■ Data lines ■
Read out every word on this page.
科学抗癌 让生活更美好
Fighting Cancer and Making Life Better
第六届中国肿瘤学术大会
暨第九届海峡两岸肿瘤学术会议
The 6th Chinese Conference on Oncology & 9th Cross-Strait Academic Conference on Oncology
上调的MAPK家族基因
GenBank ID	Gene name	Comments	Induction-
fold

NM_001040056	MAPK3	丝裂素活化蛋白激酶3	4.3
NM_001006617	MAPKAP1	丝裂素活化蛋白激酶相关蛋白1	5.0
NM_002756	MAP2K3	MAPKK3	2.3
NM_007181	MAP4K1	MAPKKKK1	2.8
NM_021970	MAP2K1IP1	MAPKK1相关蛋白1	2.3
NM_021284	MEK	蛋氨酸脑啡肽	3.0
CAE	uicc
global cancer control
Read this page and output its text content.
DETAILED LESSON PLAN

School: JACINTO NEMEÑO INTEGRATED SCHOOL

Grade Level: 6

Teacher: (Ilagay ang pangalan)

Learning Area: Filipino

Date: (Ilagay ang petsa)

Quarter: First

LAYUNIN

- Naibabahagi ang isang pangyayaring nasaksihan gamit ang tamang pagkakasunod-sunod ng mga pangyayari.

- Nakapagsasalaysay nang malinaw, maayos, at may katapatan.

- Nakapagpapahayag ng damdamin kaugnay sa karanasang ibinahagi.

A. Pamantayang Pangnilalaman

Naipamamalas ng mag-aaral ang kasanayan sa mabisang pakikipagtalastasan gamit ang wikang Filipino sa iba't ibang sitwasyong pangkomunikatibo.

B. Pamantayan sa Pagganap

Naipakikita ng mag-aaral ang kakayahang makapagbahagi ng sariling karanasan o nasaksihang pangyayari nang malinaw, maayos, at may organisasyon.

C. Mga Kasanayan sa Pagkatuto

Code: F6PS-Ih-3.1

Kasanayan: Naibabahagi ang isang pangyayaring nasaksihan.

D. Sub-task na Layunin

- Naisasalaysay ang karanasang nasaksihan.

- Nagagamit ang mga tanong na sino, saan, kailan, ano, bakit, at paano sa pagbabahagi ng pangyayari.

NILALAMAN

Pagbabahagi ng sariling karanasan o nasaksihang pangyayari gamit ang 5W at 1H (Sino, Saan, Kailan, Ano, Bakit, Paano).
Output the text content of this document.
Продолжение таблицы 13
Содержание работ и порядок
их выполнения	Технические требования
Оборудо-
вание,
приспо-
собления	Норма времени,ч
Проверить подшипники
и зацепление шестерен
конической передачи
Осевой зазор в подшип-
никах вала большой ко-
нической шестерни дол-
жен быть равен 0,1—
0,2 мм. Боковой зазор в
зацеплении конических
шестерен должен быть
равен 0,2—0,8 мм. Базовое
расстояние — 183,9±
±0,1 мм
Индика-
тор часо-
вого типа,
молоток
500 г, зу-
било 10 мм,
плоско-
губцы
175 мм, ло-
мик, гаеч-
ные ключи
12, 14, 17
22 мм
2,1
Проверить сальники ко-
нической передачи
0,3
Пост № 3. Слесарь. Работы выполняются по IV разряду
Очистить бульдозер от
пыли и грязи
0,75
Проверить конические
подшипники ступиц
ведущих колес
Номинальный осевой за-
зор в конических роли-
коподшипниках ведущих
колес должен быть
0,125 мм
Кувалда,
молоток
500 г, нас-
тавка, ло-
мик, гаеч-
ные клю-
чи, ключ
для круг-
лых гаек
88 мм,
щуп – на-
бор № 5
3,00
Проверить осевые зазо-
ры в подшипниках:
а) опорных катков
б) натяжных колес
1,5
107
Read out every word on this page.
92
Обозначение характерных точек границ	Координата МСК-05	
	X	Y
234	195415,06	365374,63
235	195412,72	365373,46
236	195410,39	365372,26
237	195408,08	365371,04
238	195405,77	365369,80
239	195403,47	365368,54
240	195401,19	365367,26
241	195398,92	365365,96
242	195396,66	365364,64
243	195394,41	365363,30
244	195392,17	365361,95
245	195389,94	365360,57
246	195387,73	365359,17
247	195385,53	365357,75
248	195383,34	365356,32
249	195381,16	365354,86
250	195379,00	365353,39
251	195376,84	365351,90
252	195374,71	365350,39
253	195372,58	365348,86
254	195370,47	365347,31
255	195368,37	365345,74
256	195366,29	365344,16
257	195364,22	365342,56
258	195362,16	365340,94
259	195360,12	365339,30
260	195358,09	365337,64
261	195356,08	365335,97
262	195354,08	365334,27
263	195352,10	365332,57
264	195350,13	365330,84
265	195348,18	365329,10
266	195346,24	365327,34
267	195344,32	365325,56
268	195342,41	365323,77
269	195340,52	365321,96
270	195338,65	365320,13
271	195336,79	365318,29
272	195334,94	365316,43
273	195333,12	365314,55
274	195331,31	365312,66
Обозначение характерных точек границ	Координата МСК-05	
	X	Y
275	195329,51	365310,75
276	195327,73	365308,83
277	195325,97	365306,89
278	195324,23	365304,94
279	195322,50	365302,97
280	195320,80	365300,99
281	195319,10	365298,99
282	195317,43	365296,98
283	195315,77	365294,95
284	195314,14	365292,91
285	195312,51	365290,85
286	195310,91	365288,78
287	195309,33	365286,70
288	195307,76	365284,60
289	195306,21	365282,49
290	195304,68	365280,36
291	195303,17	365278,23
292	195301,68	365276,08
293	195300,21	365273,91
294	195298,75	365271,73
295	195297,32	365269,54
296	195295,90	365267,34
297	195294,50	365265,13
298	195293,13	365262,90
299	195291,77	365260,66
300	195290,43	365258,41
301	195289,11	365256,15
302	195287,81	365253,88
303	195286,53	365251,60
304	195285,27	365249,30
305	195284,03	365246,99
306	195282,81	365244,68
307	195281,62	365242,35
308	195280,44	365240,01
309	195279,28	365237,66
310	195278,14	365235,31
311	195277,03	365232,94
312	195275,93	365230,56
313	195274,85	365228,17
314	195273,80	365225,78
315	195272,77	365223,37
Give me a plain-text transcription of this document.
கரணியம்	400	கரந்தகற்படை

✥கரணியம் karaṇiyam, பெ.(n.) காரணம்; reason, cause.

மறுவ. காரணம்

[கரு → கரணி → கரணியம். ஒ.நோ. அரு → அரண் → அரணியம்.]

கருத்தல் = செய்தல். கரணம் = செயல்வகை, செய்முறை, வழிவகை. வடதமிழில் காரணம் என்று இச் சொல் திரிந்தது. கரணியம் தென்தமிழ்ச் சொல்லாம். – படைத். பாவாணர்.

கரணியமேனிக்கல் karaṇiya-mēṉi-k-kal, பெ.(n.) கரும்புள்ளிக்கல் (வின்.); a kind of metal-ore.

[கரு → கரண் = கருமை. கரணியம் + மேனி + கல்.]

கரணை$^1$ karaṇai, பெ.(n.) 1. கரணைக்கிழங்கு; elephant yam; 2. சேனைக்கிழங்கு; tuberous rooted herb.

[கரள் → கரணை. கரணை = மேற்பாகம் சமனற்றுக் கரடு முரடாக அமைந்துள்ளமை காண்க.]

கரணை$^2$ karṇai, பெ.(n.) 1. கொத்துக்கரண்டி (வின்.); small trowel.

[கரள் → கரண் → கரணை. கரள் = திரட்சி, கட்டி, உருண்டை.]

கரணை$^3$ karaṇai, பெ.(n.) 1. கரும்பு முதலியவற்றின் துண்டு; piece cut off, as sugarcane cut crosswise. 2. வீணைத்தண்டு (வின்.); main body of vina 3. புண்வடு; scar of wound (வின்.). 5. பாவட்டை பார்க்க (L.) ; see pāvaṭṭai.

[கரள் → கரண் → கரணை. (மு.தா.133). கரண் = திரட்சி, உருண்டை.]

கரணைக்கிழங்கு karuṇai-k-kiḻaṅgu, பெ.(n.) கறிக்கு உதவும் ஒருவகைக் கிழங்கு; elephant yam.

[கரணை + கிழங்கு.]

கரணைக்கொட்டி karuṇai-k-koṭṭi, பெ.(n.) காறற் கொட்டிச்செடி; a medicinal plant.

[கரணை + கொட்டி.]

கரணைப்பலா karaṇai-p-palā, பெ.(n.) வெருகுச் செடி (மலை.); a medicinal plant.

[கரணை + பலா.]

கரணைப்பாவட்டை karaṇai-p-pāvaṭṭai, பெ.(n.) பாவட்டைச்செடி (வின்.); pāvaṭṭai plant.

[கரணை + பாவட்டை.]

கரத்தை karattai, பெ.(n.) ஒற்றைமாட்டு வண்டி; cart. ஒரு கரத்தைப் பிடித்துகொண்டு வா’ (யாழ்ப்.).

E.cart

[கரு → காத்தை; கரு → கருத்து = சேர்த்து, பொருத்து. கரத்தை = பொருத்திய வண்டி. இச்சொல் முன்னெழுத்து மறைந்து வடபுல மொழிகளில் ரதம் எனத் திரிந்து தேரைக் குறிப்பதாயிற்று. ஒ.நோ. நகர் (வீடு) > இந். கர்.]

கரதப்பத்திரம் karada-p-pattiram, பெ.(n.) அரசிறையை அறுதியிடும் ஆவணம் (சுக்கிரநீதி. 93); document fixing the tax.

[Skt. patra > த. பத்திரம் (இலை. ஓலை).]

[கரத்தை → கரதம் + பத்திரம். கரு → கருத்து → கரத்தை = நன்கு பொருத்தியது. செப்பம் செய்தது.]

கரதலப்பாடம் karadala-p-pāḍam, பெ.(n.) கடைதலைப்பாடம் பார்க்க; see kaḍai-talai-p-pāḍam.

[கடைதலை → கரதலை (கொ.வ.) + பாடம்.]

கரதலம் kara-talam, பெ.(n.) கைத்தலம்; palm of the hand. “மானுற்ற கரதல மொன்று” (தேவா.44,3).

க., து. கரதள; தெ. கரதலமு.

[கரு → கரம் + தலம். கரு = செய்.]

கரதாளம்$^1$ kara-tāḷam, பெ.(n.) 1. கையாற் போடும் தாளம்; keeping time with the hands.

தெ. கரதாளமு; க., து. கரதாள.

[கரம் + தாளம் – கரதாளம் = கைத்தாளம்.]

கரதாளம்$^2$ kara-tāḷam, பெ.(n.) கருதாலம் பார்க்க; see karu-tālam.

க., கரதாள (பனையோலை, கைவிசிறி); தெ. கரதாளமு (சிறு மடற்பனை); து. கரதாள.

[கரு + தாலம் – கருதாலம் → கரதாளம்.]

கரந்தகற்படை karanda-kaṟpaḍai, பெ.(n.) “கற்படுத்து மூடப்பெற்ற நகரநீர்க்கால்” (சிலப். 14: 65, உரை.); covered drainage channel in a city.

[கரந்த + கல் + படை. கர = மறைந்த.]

■ Stated exercise ■
Go through the records. Copy each line where "быть" appears.

■ Answer below ■
жен быть равен 0,1—
шестерен должен быть
колес должен быть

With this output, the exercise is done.